• _EXERCISE INSTRUCTIONS_
Read through the entries below and return each line with the word "name".

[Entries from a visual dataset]

^^^^^^^^^^^^^^^^

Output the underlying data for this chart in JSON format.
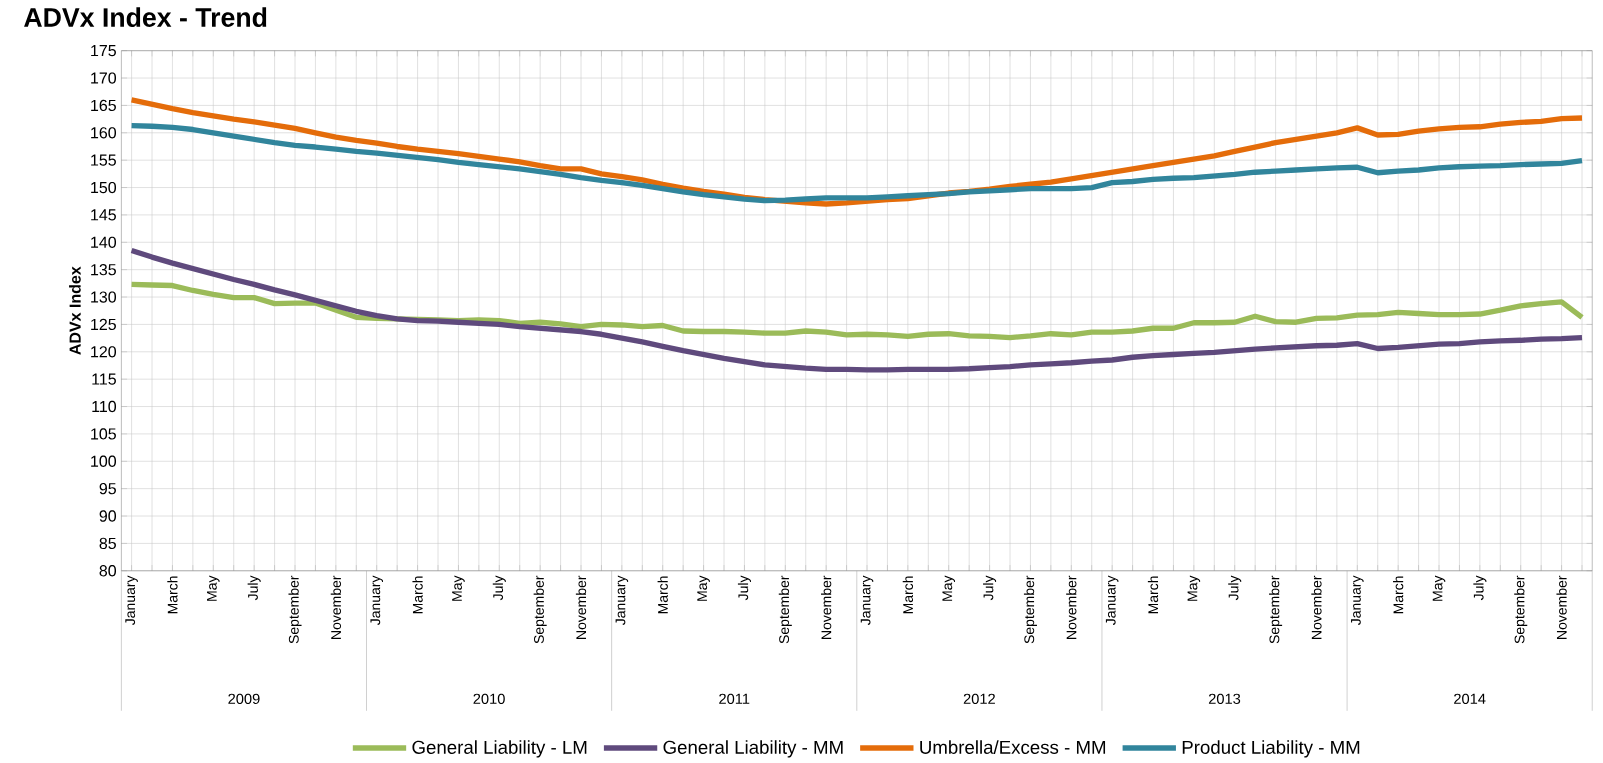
{
  "chart_data": {
    "type": "line",
    "title": "ADVx Index - Trend",
    "ylabel": "ADVx Index",
    "categories": [
      "January",
      null,
      "March",
      null,
      "May",
      null,
      "July",
      null,
      "September",
      null,
      "November",
      null,
      "January",
      null,
      "March",
      null,
      "May",
      null,
      "July",
      null,
      "September",
      null,
      "November",
      null,
      "January",
      null,
      "March",
      null,
      "May",
      null,
      "July",
      null,
      "September",
      null,
      "November",
      null,
      "January",
      null,
      "March",
      null,
      "May",
      null,
      "July",
      null,
      "September",
      null,
      "November",
      null,
      "January",
      null,
      "March",
      null,
      "May",
      null,
      "July",
      null,
      "September",
      null,
      "November",
      null,
      "January",
      null,
      "March",
      null,
      "May",
      null,
      "July",
      null,
      "September",
      null,
      "November",
      null
    ],
    "annotations": [
      "2009",
      "2010",
      "2011",
      "2012",
      "2013",
      "2014"
    ],
    "series": [
      {
        "name": "General Liability - LM",
        "color": "#9bbb59",
        "values": [
          132.3,
          132.2,
          132.1,
          131.2,
          130.5,
          129.9,
          129.9,
          128.8,
          128.9,
          128.9,
          127.6,
          126.3,
          126.1,
          126.0,
          125.9,
          125.8,
          125.7,
          125.8,
          125.7,
          125.2,
          125.4,
          125.1,
          124.6,
          125.0,
          124.9,
          124.6,
          124.8,
          123.8,
          123.7,
          123.7,
          123.6,
          123.4,
          123.4,
          123.8,
          123.6,
          123.1,
          123.2,
          123.1,
          122.8,
          123.2,
          123.3,
          122.9,
          122.8,
          122.6,
          122.9,
          123.3,
          123.1,
          123.6,
          123.6,
          123.8,
          124.3,
          124.3,
          125.3,
          125.3,
          125.4,
          126.5,
          125.5,
          125.4,
          126.1,
          126.2,
          126.7,
          126.8,
          127.2,
          127.0,
          126.8,
          126.8,
          126.9,
          127.6,
          128.4,
          128.8,
          129.1,
          126.3
        ]
      },
      {
        "name": "General Liability - MM",
        "color": "#5f4a7d",
        "values": [
          138.5,
          137.3,
          136.2,
          135.2,
          134.2,
          133.2,
          132.3,
          131.3,
          130.4,
          129.4,
          128.4,
          127.4,
          126.6,
          126.0,
          125.7,
          125.6,
          125.4,
          125.2,
          125.0,
          124.6,
          124.3,
          124.0,
          123.7,
          123.2,
          122.5,
          121.8,
          121.0,
          120.2,
          119.5,
          118.8,
          118.2,
          117.6,
          117.3,
          117.0,
          116.8,
          116.8,
          116.7,
          116.7,
          116.8,
          116.8,
          116.8,
          116.9,
          117.1,
          117.3,
          117.6,
          117.8,
          118.0,
          118.3,
          118.5,
          119.0,
          119.3,
          119.5,
          119.7,
          119.9,
          120.2,
          120.5,
          120.7,
          120.9,
          121.1,
          121.2,
          121.5,
          120.6,
          120.8,
          121.1,
          121.4,
          121.5,
          121.8,
          122.0,
          122.1,
          122.3,
          122.4,
          122.6
        ]
      },
      {
        "name": "Umbrella/Excess - MM",
        "color": "#e46c0a",
        "values": [
          166.0,
          165.2,
          164.4,
          163.7,
          163.1,
          162.5,
          162.0,
          161.4,
          160.8,
          160.0,
          159.2,
          158.6,
          158.1,
          157.5,
          157.0,
          156.6,
          156.2,
          155.7,
          155.2,
          154.7,
          154.0,
          153.4,
          153.4,
          152.5,
          152.0,
          151.4,
          150.6,
          149.9,
          149.3,
          148.8,
          148.2,
          147.8,
          147.5,
          147.2,
          147.0,
          147.2,
          147.5,
          147.8,
          148.0,
          148.5,
          149.0,
          149.3,
          149.7,
          150.2,
          150.6,
          151.0,
          151.6,
          152.2,
          152.8,
          153.4,
          154.0,
          154.6,
          155.2,
          155.8,
          156.6,
          157.4,
          158.2,
          158.8,
          159.4,
          160.0,
          160.9,
          159.6,
          159.7,
          160.3,
          160.7,
          161.0,
          161.1,
          161.6,
          161.9,
          162.1,
          162.6,
          162.7
        ]
      },
      {
        "name": "Product Liability - MM",
        "color": "#31859c",
        "values": [
          161.3,
          161.2,
          161.0,
          160.6,
          160.0,
          159.4,
          158.8,
          158.2,
          157.7,
          157.4,
          157.0,
          156.6,
          156.3,
          155.9,
          155.5,
          155.1,
          154.6,
          154.2,
          153.8,
          153.4,
          152.9,
          152.4,
          151.8,
          151.3,
          150.9,
          150.4,
          149.8,
          149.2,
          148.7,
          148.3,
          147.9,
          147.6,
          147.7,
          147.9,
          148.1,
          148.1,
          148.1,
          148.3,
          148.5,
          148.7,
          148.9,
          149.2,
          149.4,
          149.6,
          149.8,
          149.8,
          149.8,
          150.0,
          150.9,
          151.1,
          151.5,
          151.7,
          151.8,
          152.1,
          152.4,
          152.8,
          153.0,
          153.2,
          153.4,
          153.6,
          153.7,
          152.7,
          153.0,
          153.2,
          153.6,
          153.8,
          153.9,
          154.0,
          154.2,
          154.3,
          154.4,
          154.9
        ]
      }
    ],
    "ylim": [
      80,
      175
    ],
    "yticks": [
      80,
      85,
      90,
      95,
      100,
      105,
      110,
      115,
      120,
      125,
      130,
      135,
      140,
      145,
      150,
      155,
      160,
      165,
      170,
      175
    ],
    "grid": true,
    "legend": "bottom",
    "line_style": "solid",
    "marker": "none"
  }
}
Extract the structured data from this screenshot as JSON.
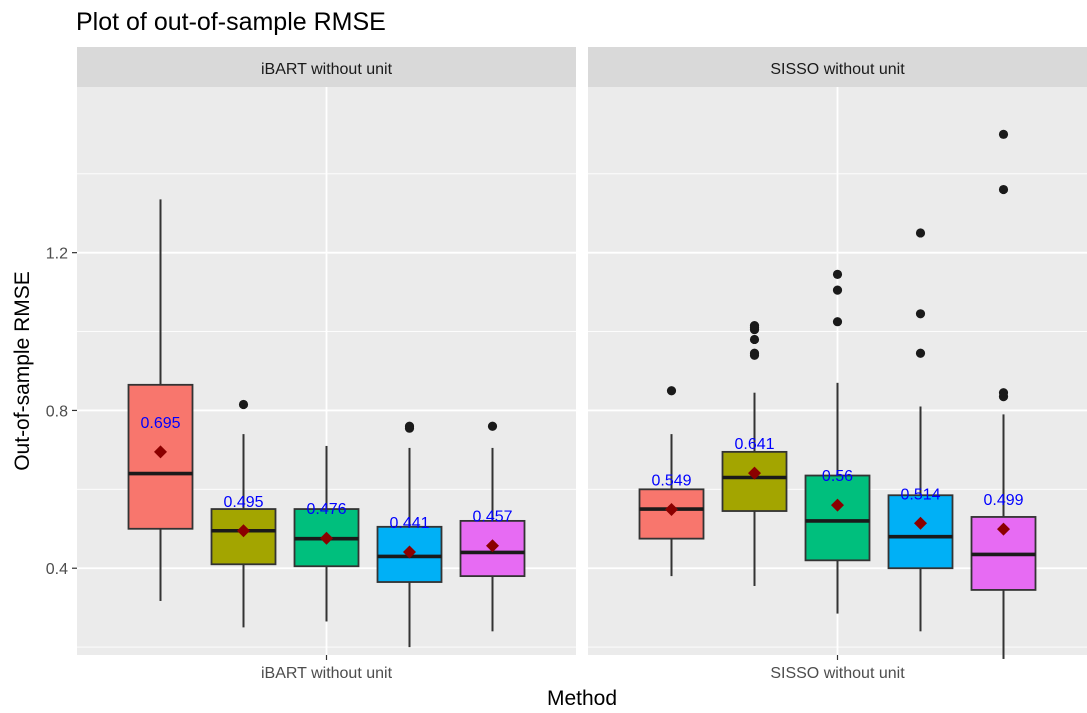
{
  "chart_data": {
    "type": "boxplot",
    "title": "Plot of out-of-sample RMSE",
    "xlabel": "Method",
    "ylabel": "Out-of-sample RMSE",
    "ylim": [
      0.18,
      1.62
    ],
    "y_ticks": [
      0.4,
      0.8,
      1.2
    ],
    "grid": true,
    "legend": "none",
    "panels": [
      {
        "strip_label": "iBART without unit",
        "x_tick_label": "iBART without unit",
        "boxes": [
          {
            "color": "#F8766D",
            "lower_whisker": 0.317,
            "q1": 0.5,
            "median": 0.64,
            "q3": 0.865,
            "upper_whisker": 1.335,
            "mean": 0.695,
            "mean_label": "0.695",
            "outliers": []
          },
          {
            "color": "#A3A500",
            "lower_whisker": 0.25,
            "q1": 0.41,
            "median": 0.495,
            "q3": 0.55,
            "upper_whisker": 0.74,
            "mean": 0.495,
            "mean_label": "0.495",
            "outliers": [
              0.815
            ]
          },
          {
            "color": "#00BF7D",
            "lower_whisker": 0.265,
            "q1": 0.405,
            "median": 0.475,
            "q3": 0.55,
            "upper_whisker": 0.71,
            "mean": 0.476,
            "mean_label": "0.476",
            "outliers": []
          },
          {
            "color": "#00B0F6",
            "lower_whisker": 0.2,
            "q1": 0.365,
            "median": 0.43,
            "q3": 0.505,
            "upper_whisker": 0.705,
            "mean": 0.441,
            "mean_label": "0.441",
            "outliers": [
              0.755,
              0.76
            ]
          },
          {
            "color": "#E76BF3",
            "lower_whisker": 0.24,
            "q1": 0.38,
            "median": 0.44,
            "q3": 0.52,
            "upper_whisker": 0.705,
            "mean": 0.457,
            "mean_label": "0.457",
            "outliers": [
              0.76
            ]
          }
        ]
      },
      {
        "strip_label": "SISSO without unit",
        "x_tick_label": "SISSO without unit",
        "boxes": [
          {
            "color": "#F8766D",
            "lower_whisker": 0.38,
            "q1": 0.475,
            "median": 0.55,
            "q3": 0.6,
            "upper_whisker": 0.74,
            "mean": 0.549,
            "mean_label": "0.549",
            "outliers": [
              0.85
            ]
          },
          {
            "color": "#A3A500",
            "lower_whisker": 0.355,
            "q1": 0.545,
            "median": 0.63,
            "q3": 0.695,
            "upper_whisker": 0.845,
            "mean": 0.641,
            "mean_label": "0.641",
            "outliers": [
              0.94,
              0.945,
              0.98,
              1.005,
              1.01,
              1.015
            ]
          },
          {
            "color": "#00BF7D",
            "lower_whisker": 0.285,
            "q1": 0.42,
            "median": 0.52,
            "q3": 0.635,
            "upper_whisker": 0.87,
            "mean": 0.56,
            "mean_label": "0.56",
            "outliers": [
              1.025,
              1.105,
              1.145
            ]
          },
          {
            "color": "#00B0F6",
            "lower_whisker": 0.24,
            "q1": 0.4,
            "median": 0.48,
            "q3": 0.585,
            "upper_whisker": 0.81,
            "mean": 0.514,
            "mean_label": "0.514",
            "outliers": [
              0.945,
              1.045,
              1.25
            ]
          },
          {
            "color": "#E76BF3",
            "lower_whisker": 0.17,
            "q1": 0.345,
            "median": 0.435,
            "q3": 0.53,
            "upper_whisker": 0.79,
            "mean": 0.499,
            "mean_label": "0.499",
            "outliers": [
              0.835,
              0.845,
              1.36,
              1.5
            ]
          }
        ]
      }
    ],
    "mean_marker_color": "#8B0000",
    "mean_label_color": "#0000FF"
  }
}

^^^^^^^^^^^^^^^^

• _ANSWER TO THIS EXERCISE_
        "name": "General Liability - LM",
        "name": "General Liability - MM",
        "name": "Umbrella/Excess - MM",
        "name": "Product Liability - MM",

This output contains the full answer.